**WHAT TO WORK ON:** Search the material below for the string "ylabel" and extract each line that has it.

**PROVIDED INFORMATION:**
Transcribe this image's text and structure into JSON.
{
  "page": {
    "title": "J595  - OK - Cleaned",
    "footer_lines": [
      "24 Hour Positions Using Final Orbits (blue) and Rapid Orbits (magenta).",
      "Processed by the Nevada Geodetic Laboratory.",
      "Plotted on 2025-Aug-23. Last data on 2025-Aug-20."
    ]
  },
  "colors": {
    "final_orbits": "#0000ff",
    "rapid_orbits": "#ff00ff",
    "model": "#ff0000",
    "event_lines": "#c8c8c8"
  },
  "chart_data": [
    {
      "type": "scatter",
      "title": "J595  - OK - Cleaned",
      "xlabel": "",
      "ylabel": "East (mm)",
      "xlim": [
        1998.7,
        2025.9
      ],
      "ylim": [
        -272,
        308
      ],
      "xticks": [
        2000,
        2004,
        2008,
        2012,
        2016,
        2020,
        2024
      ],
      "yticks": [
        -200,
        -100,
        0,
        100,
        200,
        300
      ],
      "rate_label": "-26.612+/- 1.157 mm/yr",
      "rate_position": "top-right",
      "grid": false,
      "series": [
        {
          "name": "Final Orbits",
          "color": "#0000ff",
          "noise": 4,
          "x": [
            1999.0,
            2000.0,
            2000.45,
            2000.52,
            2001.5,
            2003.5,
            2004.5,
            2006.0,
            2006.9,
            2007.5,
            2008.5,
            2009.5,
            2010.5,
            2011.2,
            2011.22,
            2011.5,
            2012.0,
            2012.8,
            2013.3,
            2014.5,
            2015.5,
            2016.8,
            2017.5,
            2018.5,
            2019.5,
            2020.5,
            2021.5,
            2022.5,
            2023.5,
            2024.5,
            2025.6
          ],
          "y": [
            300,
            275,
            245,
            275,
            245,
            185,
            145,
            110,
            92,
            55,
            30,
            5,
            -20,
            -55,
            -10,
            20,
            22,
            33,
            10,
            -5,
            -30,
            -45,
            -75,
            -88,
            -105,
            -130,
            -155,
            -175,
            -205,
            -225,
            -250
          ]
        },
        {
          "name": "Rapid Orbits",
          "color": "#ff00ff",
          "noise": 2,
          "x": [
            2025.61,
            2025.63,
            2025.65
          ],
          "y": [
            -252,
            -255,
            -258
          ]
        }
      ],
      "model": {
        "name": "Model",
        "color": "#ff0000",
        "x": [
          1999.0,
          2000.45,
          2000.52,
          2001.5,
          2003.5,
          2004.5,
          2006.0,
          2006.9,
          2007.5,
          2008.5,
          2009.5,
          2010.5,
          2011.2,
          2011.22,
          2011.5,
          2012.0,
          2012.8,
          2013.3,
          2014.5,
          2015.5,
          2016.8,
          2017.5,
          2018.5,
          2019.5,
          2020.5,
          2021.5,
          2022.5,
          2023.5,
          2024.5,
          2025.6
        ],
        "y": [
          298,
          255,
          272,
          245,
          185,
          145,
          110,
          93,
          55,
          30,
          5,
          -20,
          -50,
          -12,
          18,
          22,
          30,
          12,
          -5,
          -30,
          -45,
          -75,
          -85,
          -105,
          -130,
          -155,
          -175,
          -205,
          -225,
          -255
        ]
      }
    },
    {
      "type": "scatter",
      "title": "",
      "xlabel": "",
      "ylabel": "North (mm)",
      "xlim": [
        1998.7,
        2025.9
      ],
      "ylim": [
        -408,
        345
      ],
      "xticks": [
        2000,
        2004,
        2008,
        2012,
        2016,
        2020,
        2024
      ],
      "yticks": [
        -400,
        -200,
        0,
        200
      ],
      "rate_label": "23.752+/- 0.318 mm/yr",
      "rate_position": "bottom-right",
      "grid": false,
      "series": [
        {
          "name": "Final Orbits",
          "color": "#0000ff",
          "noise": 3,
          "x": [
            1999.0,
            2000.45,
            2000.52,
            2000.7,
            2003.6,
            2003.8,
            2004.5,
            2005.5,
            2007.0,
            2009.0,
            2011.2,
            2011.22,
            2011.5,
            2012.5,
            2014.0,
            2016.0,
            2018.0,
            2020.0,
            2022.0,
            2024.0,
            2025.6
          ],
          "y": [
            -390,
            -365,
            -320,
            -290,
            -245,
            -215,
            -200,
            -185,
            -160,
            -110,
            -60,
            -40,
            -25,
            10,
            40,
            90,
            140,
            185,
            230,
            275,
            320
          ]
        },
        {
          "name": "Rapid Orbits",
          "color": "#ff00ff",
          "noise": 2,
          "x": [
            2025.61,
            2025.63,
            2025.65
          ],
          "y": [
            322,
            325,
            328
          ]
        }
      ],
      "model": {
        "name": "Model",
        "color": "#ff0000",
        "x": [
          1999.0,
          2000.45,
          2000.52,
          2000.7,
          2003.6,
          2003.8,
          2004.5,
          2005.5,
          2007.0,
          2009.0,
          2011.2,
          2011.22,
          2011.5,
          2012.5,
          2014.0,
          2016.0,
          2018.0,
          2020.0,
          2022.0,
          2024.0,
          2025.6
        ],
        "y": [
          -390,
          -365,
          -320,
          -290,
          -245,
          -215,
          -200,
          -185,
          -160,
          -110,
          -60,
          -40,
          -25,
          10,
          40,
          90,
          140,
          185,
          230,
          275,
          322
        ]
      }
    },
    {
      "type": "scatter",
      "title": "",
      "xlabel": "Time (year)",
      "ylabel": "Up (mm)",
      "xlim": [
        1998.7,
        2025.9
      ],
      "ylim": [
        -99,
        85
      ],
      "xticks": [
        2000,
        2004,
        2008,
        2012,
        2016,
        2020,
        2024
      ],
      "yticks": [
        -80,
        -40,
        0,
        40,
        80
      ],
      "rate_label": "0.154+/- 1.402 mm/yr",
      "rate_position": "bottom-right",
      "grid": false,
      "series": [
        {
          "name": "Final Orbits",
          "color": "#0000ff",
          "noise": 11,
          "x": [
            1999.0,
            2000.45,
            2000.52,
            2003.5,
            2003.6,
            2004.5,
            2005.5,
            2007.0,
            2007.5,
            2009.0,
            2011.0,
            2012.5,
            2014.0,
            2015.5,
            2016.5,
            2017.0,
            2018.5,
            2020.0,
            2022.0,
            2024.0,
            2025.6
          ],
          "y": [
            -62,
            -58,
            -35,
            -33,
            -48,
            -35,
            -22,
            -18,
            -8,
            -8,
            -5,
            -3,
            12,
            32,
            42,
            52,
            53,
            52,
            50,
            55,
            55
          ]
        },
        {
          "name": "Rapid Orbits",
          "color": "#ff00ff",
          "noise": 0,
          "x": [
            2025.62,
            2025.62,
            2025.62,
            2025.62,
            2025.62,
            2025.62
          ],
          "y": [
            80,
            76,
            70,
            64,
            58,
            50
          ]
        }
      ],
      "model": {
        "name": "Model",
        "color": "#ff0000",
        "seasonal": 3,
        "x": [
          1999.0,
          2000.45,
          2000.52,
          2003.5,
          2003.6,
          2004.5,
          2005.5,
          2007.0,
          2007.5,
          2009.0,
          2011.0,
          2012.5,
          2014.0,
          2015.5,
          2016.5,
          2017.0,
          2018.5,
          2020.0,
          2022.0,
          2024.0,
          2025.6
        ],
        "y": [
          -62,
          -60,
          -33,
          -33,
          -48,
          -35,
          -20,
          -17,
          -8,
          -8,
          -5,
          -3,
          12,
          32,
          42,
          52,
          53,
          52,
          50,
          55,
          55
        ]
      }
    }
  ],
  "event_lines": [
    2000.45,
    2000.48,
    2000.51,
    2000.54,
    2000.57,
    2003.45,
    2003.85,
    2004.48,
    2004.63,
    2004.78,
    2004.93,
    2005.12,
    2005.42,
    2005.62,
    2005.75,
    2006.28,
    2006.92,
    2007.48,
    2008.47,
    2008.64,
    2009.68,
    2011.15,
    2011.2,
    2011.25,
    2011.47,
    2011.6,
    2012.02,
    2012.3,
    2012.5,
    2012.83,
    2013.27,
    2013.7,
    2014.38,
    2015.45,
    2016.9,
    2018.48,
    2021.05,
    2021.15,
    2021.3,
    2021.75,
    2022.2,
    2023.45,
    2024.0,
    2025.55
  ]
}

**FULL OUTPUT:**
      "ylabel": "East (mm)",
      "ylabel": "North (mm)",
      "ylabel": "Up (mm)",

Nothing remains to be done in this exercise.